◆ ABOUT THIS EXERCISE
Return the part of the 1984 Arkansas governor's election extract starting with "The 1984 Arkansas" and going on through "presidency in 1992.", word for word.

The 1984 Arkansas gubernatorial election was held on November 6, 1984. Incumbent Governor Bill Clinton won reelection with a 25% margin of victory over Jonesboro businessman Woody Freeman. This was the last gubernatorial election in Arkansas before the implementation of Amendment 63, lengthening the term of the governor of Arkansas from two to four years. Winning his third of five terms as Governor of Arkansas, Clinton continued to serve this office until shortly after he was elected to the presidency in 1992.

== Democratic primary ==

Democratic primary results
| Party |  | Candidate | Votes | % |
|---|---|---|---|---|
|  | Democratic | Bill Clinton (incumbent) | 317,214 | 64.43 |
|  | Democratic | Lonnie Turner | 119,264 | 24.23 |
|  | Democratic | Kermit Moss | 31,727 | 6.44 |
|  | Democratic | Monroe Schwarzlose | 24,116 | 4.90 |
| Total votes |  |  | 492,321 | 100.00 |

=== Democratic nominee ===
- Bill Clinton, incumbent Governor

== Republican primary ==

Republican primary results
| Party |  | Candidate | Votes | % |
|---|---|---|---|---|
|  | Republican | Woody Freeman | 13,030 | 68.48 |
|  | Republican | Erwin Davis | 6,010 | 31.57 |
| Total votes |  |  |  |  |

=== Republican Nominee ===
- Woody Freeman, businessman

== Campaign ==
During Governor Clinton's reelection campaign, he pointed to efforts in pushing through strong education reform including competency tests for new and working teachers and raising pay for most of Arkansas teachers, using anger from the Arkansas teachers’ unions to his advantage. Freeman attacked Clinton on not focusing on economic issues, pledging not to raise taxes and running the state government more like a business. Freeman saw some high profile visits from prominent Republicans, including then President Ronald Reagan, who campaigned for Freeman. During a rally for the Reagan/Bush reelection campaign just days before election day Reagan told an audience, "Please send Woody Freeman to the Statehouse." Former Secretary of State Henry Kissinger also campaigned for Freeman during the election but seemed to have little of substance to offer the Arkansas candidate, and Governor Clinton on the campaign trail attacked the visit saying that, "I hope Mr. Kissinger tells us everything he knows about what Arkansas needs, and I hope my opponent tells Mr. Kissinger everything he knows about what Arkansas needs in a utility contractor."

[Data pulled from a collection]
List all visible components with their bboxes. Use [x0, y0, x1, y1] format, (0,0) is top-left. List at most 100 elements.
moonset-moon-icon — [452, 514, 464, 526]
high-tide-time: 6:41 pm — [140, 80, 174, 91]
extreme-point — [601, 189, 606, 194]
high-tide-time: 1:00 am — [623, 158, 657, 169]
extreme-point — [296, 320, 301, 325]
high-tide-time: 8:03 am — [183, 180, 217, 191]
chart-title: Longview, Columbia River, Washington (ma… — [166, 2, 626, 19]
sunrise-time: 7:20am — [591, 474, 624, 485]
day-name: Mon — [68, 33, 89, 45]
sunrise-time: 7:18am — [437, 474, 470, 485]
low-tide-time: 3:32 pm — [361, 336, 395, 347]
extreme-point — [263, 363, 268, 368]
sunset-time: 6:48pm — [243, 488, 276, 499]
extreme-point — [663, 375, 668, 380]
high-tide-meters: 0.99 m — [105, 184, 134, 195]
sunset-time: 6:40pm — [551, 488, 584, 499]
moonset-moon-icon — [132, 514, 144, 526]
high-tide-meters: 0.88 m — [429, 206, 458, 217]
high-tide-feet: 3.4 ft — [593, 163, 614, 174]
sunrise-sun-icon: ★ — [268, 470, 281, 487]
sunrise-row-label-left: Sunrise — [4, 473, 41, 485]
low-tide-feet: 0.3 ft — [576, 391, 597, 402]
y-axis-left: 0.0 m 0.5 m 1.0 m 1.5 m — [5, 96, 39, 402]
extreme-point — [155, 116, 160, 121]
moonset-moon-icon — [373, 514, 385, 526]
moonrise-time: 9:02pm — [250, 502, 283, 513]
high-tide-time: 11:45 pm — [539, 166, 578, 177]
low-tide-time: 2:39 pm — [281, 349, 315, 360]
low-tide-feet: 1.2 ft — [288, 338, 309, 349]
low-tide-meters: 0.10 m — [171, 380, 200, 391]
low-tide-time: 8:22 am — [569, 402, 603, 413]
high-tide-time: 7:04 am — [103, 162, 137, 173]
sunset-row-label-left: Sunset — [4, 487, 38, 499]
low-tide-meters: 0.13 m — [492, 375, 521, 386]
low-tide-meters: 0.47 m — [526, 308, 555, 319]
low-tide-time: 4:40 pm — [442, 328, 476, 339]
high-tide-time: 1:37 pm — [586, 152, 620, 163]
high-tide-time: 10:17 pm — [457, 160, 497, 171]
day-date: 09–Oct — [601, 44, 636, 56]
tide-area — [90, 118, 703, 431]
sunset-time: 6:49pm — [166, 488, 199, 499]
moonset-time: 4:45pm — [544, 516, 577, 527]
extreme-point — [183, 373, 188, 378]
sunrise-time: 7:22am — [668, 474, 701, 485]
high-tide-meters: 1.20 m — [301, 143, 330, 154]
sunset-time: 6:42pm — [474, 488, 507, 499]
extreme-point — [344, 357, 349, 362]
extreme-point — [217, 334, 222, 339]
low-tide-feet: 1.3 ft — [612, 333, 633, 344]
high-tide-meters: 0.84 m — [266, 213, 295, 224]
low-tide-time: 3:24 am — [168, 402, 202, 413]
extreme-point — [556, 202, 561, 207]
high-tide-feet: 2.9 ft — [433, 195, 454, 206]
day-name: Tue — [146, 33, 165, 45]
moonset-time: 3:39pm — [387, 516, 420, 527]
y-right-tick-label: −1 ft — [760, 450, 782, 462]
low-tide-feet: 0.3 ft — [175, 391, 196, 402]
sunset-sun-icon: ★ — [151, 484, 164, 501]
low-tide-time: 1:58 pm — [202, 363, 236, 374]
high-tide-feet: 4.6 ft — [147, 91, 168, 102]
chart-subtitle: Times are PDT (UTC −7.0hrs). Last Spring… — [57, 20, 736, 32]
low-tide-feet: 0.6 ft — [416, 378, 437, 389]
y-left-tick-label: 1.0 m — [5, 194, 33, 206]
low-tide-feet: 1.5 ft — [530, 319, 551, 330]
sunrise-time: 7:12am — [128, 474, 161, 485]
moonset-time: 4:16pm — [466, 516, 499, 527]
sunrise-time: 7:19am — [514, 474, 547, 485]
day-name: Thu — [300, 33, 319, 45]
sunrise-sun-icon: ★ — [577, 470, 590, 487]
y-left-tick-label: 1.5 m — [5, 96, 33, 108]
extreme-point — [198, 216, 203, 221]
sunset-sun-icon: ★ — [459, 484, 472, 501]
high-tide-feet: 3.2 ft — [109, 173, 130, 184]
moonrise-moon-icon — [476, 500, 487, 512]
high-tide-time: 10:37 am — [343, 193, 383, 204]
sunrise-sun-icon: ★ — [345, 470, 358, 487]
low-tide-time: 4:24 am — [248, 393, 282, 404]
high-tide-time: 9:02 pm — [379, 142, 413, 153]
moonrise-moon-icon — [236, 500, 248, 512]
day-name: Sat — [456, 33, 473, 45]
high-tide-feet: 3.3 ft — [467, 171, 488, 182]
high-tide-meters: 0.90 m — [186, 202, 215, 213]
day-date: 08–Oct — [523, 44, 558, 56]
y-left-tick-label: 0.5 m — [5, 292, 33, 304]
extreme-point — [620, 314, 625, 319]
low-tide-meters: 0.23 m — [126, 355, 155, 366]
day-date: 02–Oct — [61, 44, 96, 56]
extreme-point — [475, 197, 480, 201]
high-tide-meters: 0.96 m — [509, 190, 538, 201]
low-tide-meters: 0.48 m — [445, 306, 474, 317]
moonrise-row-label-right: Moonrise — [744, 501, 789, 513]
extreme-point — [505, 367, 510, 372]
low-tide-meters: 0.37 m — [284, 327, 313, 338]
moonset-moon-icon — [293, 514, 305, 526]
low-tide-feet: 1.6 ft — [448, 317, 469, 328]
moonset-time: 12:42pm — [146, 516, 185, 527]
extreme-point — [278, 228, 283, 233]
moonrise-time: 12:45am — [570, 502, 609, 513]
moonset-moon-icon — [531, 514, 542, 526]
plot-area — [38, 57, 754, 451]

◆ REPLY TO THE TASK
The 1984 Arkansas gubernatorial election was held on November 6, 1984. Incumbent Governor Bill Clinton won reelection with a 25% margin of victory over Jonesboro businessman Woody Freeman. This was the last gubernatorial election in Arkansas before the implementation of Amendment 63, lengthening the term of the governor of Arkansas from two to four years. Winning his third of five terms as Governor of Arkansas, Clinton continued to serve this office until shortly after he was elected to the presidency in 1992.